Tarea
Organiza en una lista JSON de cadenas las líneas de los registros de abajo, desde la línea que contiene "x-axis-title: Model Number" hasta la que contiene "UI element localization: list", ambas incluidas. Usa una cadena por línea y omite las líneas en blanco.

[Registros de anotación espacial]
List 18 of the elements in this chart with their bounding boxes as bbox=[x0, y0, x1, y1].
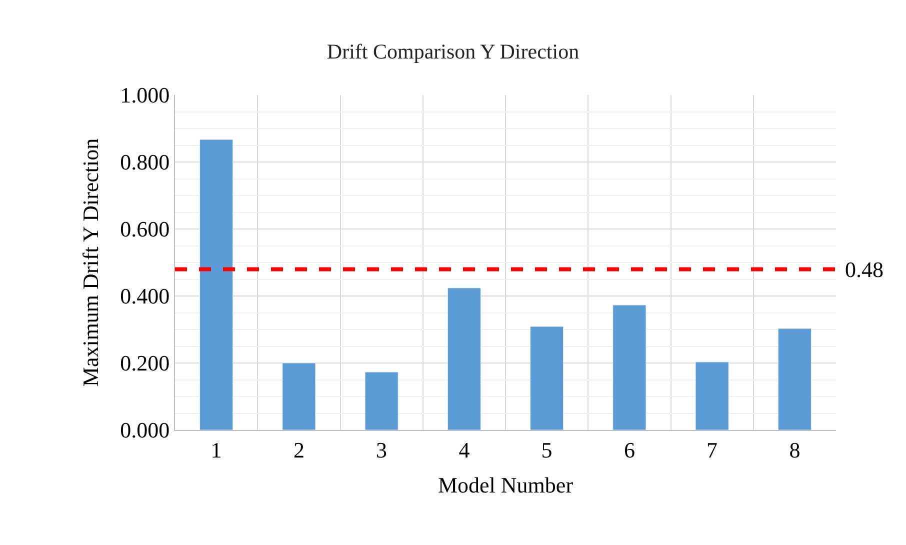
x-axis-title: Model Number bbox=[438, 472, 574, 498]
x-tick-label: 7 bbox=[706, 437, 718, 462]
x-tick-label: 4 bbox=[458, 437, 470, 462]
x-tick-label: 5 bbox=[541, 437, 552, 462]
x-tick-label: 8 bbox=[789, 437, 800, 462]
y-axis-title: Maximum Drift Y Direction bbox=[78, 138, 103, 387]
y-tick-label: 0.200 bbox=[120, 350, 170, 376]
chart-title: Drift Comparison Y Direction bbox=[326, 39, 580, 64]
y-tick-label: 0.400 bbox=[120, 284, 170, 309]
ref-line-label: 0.48 bbox=[845, 257, 884, 282]
y-tick-label: 0.600 bbox=[120, 216, 170, 242]
x-tick-label: 2 bbox=[293, 437, 304, 462]
x-tick-label: 1 bbox=[210, 437, 222, 462]
y-tick-label: 0.800 bbox=[120, 150, 170, 175]
y-tick-label: 1.000 bbox=[120, 82, 170, 108]
x-tick-label: 6 bbox=[624, 437, 635, 462]
x-tick-label: 3 bbox=[376, 437, 388, 462]
y-tick-label: 0.000 bbox=[120, 418, 170, 443]
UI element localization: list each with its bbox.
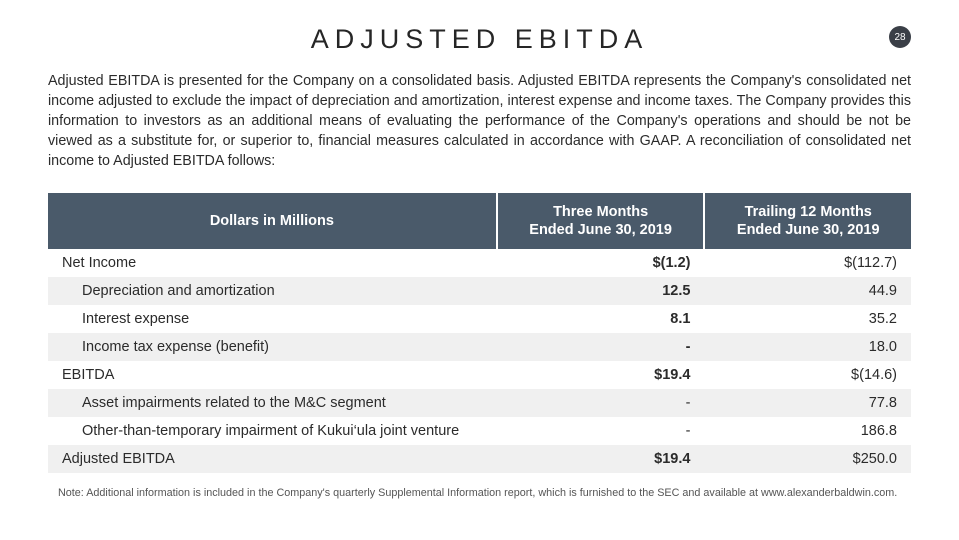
- row-label: Net Income: [48, 249, 497, 277]
- row-value-ttm: $(112.7): [704, 249, 911, 277]
- row-label: Asset impairments related to the M&C seg…: [48, 389, 497, 417]
- row-label: Interest expense: [48, 305, 497, 333]
- page-number: 28: [894, 32, 905, 43]
- row-label: Depreciation and amortization: [48, 277, 497, 305]
- row-value-3mo: 12.5: [497, 277, 705, 305]
- footnote: Note: Additional information is included…: [48, 487, 911, 499]
- row-value-ttm: 186.8: [704, 417, 911, 445]
- slide: 28 ADJUSTED EBITDA Adjusted EBITDA is pr…: [0, 0, 959, 540]
- page-title: ADJUSTED EBITDA: [48, 24, 911, 55]
- row-value-ttm: 77.8: [704, 389, 911, 417]
- table-row: Depreciation and amortization12.544.9: [48, 277, 911, 305]
- row-value-3mo: -: [497, 333, 705, 361]
- row-label: Income tax expense (benefit): [48, 333, 497, 361]
- row-value-ttm: 44.9: [704, 277, 911, 305]
- row-value-3mo: 8.1: [497, 305, 705, 333]
- table-row: Net Income$(1.2)$(112.7): [48, 249, 911, 277]
- page-number-badge: 28: [889, 26, 911, 48]
- col-header-3mo-line1: Three Months: [553, 204, 648, 220]
- table-row: Other-than-temporary impairment of Kukui…: [48, 417, 911, 445]
- row-value-3mo: $19.4: [497, 361, 705, 389]
- row-value-3mo: $(1.2): [497, 249, 705, 277]
- row-value-ttm: 35.2: [704, 305, 911, 333]
- row-value-3mo: -: [497, 417, 705, 445]
- intro-paragraph: Adjusted EBITDA is presented for the Com…: [48, 71, 911, 171]
- row-label: Adjusted EBITDA: [48, 445, 497, 473]
- table-header: Dollars in Millions Three Months Ended J…: [48, 193, 911, 249]
- col-header-label: Dollars in Millions: [48, 193, 497, 249]
- table-row: Asset impairments related to the M&C seg…: [48, 389, 911, 417]
- row-value-3mo: $19.4: [497, 445, 705, 473]
- col-header-ttm: Trailing 12 Months Ended June 30, 2019: [704, 193, 911, 249]
- table-body: Net Income$(1.2)$(112.7)Depreciation and…: [48, 249, 911, 473]
- table-row: Income tax expense (benefit)-18.0: [48, 333, 911, 361]
- row-label: Other-than-temporary impairment of Kukui…: [48, 417, 497, 445]
- col-header-3mo: Three Months Ended June 30, 2019: [497, 193, 705, 249]
- ebitda-table: Dollars in Millions Three Months Ended J…: [48, 193, 911, 473]
- row-label: EBITDA: [48, 361, 497, 389]
- table-row: Adjusted EBITDA$19.4$250.0: [48, 445, 911, 473]
- col-header-ttm-line2: Ended June 30, 2019: [737, 222, 880, 238]
- row-value-ttm: $(14.6): [704, 361, 911, 389]
- row-value-ttm: 18.0: [704, 333, 911, 361]
- table-row: EBITDA$19.4$(14.6): [48, 361, 911, 389]
- row-value-ttm: $250.0: [704, 445, 911, 473]
- row-value-3mo: -: [497, 389, 705, 417]
- col-header-3mo-line2: Ended June 30, 2019: [529, 222, 672, 238]
- col-header-ttm-line1: Trailing 12 Months: [745, 204, 872, 220]
- table-row: Interest expense8.135.2: [48, 305, 911, 333]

Solución del ejercicio
[
  "x-axis-title: Model Number bbox=[438, 472, 574, 498]",
  "x-tick-label: 7 bbox=[706, 437, 718, 462]",
  "x-tick-label: 4 bbox=[458, 437, 470, 462]",
  "x-tick-label: 5 bbox=[541, 437, 552, 462]",
  "x-tick-label: 8 bbox=[789, 437, 800, 462]",
  "y-axis-title: Maximum Drift Y Direction bbox=[78, 138, 103, 387]",
  "y-tick-label: 0.200 bbox=[120, 350, 170, 376]",
  "chart-title: Drift Comparison Y Direction bbox=[326, 39, 580, 64]",
  "y-tick-label: 0.400 bbox=[120, 284, 170, 309]",
  "ref-line-label: 0.48 bbox=[845, 257, 884, 282]",
  "y-tick-label: 0.600 bbox=[120, 216, 170, 242]",
  "x-tick-label: 2 bbox=[293, 437, 304, 462]",
  "x-tick-label: 1 bbox=[210, 437, 222, 462]",
  "y-tick-label: 0.800 bbox=[120, 150, 170, 175]",
  "y-tick-label: 1.000 bbox=[120, 82, 170, 108]",
  "x-tick-label: 6 bbox=[624, 437, 635, 462]",
  "x-tick-label: 3 bbox=[376, 437, 388, 462]",
  "y-tick-label: 0.000 bbox=[120, 418, 170, 443]",
  "UI element localization: list each with its bbox."
]